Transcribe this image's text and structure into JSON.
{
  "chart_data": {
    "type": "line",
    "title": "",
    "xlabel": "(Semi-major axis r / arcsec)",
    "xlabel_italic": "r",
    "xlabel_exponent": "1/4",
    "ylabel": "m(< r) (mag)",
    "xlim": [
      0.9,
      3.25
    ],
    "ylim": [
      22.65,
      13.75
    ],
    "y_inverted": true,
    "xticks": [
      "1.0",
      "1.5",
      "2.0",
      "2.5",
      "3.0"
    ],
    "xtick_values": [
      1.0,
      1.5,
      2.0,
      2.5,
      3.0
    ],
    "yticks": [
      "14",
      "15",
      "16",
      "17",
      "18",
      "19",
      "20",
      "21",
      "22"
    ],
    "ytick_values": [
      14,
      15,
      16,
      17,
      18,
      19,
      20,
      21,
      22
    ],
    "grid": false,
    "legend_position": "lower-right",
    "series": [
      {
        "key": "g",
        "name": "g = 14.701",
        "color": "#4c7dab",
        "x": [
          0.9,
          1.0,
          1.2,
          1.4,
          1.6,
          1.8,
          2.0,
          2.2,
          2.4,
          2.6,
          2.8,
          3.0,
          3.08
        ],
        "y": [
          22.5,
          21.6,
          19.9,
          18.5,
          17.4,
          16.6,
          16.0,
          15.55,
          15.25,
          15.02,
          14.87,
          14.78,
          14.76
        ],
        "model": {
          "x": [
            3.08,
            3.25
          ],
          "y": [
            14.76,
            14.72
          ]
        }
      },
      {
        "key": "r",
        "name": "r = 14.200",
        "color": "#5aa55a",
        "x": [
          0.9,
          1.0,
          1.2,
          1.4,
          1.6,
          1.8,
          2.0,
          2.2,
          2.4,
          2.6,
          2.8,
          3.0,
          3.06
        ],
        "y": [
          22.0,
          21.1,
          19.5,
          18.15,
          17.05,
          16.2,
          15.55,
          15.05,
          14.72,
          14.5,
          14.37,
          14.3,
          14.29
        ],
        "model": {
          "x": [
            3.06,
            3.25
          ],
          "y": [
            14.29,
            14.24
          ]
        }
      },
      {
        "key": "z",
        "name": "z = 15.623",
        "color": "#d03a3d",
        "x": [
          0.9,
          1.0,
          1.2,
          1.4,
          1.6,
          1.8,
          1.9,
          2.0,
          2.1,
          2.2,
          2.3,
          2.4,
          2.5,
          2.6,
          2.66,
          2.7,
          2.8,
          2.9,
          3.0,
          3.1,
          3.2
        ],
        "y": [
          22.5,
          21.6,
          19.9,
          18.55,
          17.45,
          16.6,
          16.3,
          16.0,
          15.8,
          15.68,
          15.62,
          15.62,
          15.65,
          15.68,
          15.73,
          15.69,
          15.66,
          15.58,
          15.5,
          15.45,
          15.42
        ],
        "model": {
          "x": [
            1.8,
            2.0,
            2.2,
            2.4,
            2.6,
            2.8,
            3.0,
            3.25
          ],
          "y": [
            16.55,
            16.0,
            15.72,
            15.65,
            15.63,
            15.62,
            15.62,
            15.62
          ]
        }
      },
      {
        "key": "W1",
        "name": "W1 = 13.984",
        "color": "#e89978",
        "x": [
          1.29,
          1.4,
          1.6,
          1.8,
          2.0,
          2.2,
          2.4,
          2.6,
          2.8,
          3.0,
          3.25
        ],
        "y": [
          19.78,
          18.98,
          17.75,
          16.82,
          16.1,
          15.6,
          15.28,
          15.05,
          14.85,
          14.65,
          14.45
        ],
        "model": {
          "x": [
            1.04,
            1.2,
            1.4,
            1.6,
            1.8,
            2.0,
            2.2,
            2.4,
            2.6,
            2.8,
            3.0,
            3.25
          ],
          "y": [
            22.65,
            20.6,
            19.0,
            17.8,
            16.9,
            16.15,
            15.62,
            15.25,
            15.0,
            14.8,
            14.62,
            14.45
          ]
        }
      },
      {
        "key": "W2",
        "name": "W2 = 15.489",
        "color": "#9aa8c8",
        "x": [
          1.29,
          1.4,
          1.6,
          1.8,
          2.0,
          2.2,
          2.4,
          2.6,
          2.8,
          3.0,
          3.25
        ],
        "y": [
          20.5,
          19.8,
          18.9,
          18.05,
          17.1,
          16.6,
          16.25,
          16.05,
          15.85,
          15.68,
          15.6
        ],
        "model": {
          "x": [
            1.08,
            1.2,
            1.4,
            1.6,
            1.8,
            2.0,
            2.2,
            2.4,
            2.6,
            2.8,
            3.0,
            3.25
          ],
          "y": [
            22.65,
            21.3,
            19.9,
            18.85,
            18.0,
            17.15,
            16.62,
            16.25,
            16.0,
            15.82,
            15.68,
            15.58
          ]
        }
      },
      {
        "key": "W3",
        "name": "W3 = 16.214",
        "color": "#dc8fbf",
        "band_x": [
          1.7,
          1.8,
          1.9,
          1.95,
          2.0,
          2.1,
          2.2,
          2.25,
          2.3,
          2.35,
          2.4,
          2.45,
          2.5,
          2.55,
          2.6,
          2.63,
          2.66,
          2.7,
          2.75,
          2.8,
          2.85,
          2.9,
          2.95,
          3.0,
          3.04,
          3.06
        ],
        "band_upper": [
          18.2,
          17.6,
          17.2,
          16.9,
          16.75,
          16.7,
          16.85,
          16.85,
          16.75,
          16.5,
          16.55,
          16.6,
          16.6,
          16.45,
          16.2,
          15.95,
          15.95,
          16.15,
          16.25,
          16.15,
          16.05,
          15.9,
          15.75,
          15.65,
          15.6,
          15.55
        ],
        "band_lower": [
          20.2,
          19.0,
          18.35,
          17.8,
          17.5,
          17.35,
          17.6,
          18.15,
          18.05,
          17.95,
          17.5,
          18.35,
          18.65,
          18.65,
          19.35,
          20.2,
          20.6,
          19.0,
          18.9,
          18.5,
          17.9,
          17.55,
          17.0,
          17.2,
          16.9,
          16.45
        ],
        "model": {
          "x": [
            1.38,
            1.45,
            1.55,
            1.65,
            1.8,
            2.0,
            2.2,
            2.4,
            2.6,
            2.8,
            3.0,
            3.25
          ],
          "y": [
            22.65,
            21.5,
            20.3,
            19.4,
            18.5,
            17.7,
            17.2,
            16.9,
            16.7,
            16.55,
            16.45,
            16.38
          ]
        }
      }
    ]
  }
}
_____
_Job_. Write out all the entries exactly.

_Solved exercise_.
Transcribe this image's text and structure into JSON.
{
  "chart_data": {
    "type": "line",
    "title": "",
    "xlabel": "(Semi-major axis r / arcsec)",
    "xlabel_italic": "r",
    "xlabel_exponent": "1/4",
    "ylabel": "m(< r) (mag)",
    "xlim": [
      0.9,
      3.25
    ],
    "ylim": [
      22.65,
      13.75
    ],
    "y_inverted": true,
    "xticks": [
      "1.0",
      "1.5",
      "2.0",
      "2.5",
      "3.0"
    ],
    "xtick_values": [
      1.0,
      1.5,
      2.0,
      2.5,
      3.0
    ],
    "yticks": [
      "14",
      "15",
      "16",
      "17",
      "18",
      "19",
      "20",
      "21",
      "22"
    ],
    "ytick_values": [
      14,
      15,
      16,
      17,
      18,
      19,
      20,
      21,
      22
    ],
    "grid": false,
    "legend_position": "lower-right",
    "series": [
      {
        "key": "g",
        "name": "g = 14.701",
        "color": "#4c7dab",
        "x": [
          0.9,
          1.0,
          1.2,
          1.4,
          1.6,
          1.8,
          2.0,
          2.2,
          2.4,
          2.6,
          2.8,
          3.0,
          3.08
        ],
        "y": [
          22.5,
          21.6,
          19.9,
          18.5,
          17.4,
          16.6,
          16.0,
          15.55,
          15.25,
          15.02,
          14.87,
          14.78,
          14.76
        ],
        "model": {
          "x": [
            3.08,
            3.25
          ],
          "y": [
            14.76,
            14.72
          ]
        }
      },
      {
        "key": "r",
        "name": "r = 14.200",
        "color": "#5aa55a",
        "x": [
          0.9,
          1.0,
          1.2,
          1.4,
          1.6,
          1.8,
          2.0,
          2.2,
          2.4,
          2.6,
          2.8,
          3.0,
          3.06
        ],
        "y": [
          22.0,
          21.1,
          19.5,
          18.15,
          17.05,
          16.2,
          15.55,
          15.05,
          14.72,
          14.5,
          14.37,
          14.3,
          14.29
        ],
        "model": {
          "x": [
            3.06,
            3.25
          ],
          "y": [
            14.29,
            14.24
          ]
        }
      },
      {
        "key": "z",
        "name": "z = 15.623",
        "color": "#d03a3d",
        "x": [
          0.9,
          1.0,
          1.2,
          1.4,
          1.6,
          1.8,
          1.9,
          2.0,
          2.1,
          2.2,
          2.3,
          2.4,
          2.5,
          2.6,
          2.66,
          2.7,
          2.8,
          2.9,
          3.0,
          3.1,
          3.2
        ],
        "y": [
          22.5,
          21.6,
          19.9,
          18.55,
          17.45,
          16.6,
          16.3,
          16.0,
          15.8,
          15.68,
          15.62,
          15.62,
          15.65,
          15.68,
          15.73,
          15.69,
          15.66,
          15.58,
          15.5,
          15.45,
          15.42
        ],
        "model": {
          "x": [
            1.8,
            2.0,
            2.2,
            2.4,
            2.6,
            2.8,
            3.0,
            3.25
          ],
          "y": [
            16.55,
            16.0,
            15.72,
            15.65,
            15.63,
            15.62,
            15.62,
            15.62
          ]
        }
      },
      {
        "key": "W1",
        "name": "W1 = 13.984",
        "color": "#e89978",
        "x": [
          1.29,
          1.4,
          1.6,
          1.8,
          2.0,
          2.2,
          2.4,
          2.6,
          2.8,
          3.0,
          3.25
        ],
        "y": [
          19.78,
          18.98,
          17.75,
          16.82,
          16.1,
          15.6,
          15.28,
          15.05,
          14.85,
          14.65,
          14.45
        ],
        "model": {
          "x": [
            1.04,
            1.2,
            1.4,
            1.6,
            1.8,
            2.0,
            2.2,
            2.4,
            2.6,
            2.8,
            3.0,
            3.25
          ],
          "y": [
            22.65,
            20.6,
            19.0,
            17.8,
            16.9,
            16.15,
            15.62,
            15.25,
            15.0,
            14.8,
            14.62,
            14.45
          ]
        }
      },
      {
        "key": "W2",
        "name": "W2 = 15.489",
        "color": "#9aa8c8",
        "x": [
          1.29,
          1.4,
          1.6,
          1.8,
          2.0,
          2.2,
          2.4,
          2.6,
          2.8,
          3.0,
          3.25
        ],
        "y": [
          20.5,
          19.8,
          18.9,
          18.05,
          17.1,
          16.6,
          16.25,
          16.05,
          15.85,
          15.68,
          15.6
        ],
        "model": {
          "x": [
            1.08,
            1.2,
            1.4,
            1.6,
            1.8,
            2.0,
            2.2,
            2.4,
            2.6,
            2.8,
            3.0,
            3.25
          ],
          "y": [
            22.65,
            21.3,
            19.9,
            18.85,
            18.0,
            17.15,
            16.62,
            16.25,
            16.0,
            15.82,
            15.68,
            15.58
          ]
        }
      },
      {
        "key": "W3",
        "name": "W3 = 16.214",
        "color": "#dc8fbf",
        "band_x": [
          1.7,
          1.8,
          1.9,
          1.95,
          2.0,
          2.1,
          2.2,
          2.25,
          2.3,
          2.35,
          2.4,
          2.45,
          2.5,
          2.55,
          2.6,
          2.63,
          2.66,
          2.7,
          2.75,
          2.8,
          2.85,
          2.9,
          2.95,
          3.0,
          3.04,
          3.06
        ],
        "band_upper": [
          18.2,
          17.6,
          17.2,
          16.9,
          16.75,
          16.7,
          16.85,
          16.85,
          16.75,
          16.5,
          16.55,
          16.6,
          16.6,
          16.45,
          16.2,
          15.95,
          15.95,
          16.15,
          16.25,
          16.15,
          16.05,
          15.9,
          15.75,
          15.65,
          15.6,
          15.55
        ],
        "band_lower": [
          20.2,
          19.0,
          18.35,
          17.8,
          17.5,
          17.35,
          17.6,
          18.15,
          18.05,
          17.95,
          17.5,
          18.35,
          18.65,
          18.65,
          19.35,
          20.2,
          20.6,
          19.0,
          18.9,
          18.5,
          17.9,
          17.55,
          17.0,
          17.2,
          16.9,
          16.45
        ],
        "model": {
          "x": [
            1.38,
            1.45,
            1.55,
            1.65,
            1.8,
            2.0,
            2.2,
            2.4,
            2.6,
            2.8,
            3.0,
            3.25
          ],
          "y": [
            22.65,
            21.5,
            20.3,
            19.4,
            18.5,
            17.7,
            17.2,
            16.9,
            16.7,
            16.55,
            16.45,
            16.38
          ]
        }
      }
    ]
  }
}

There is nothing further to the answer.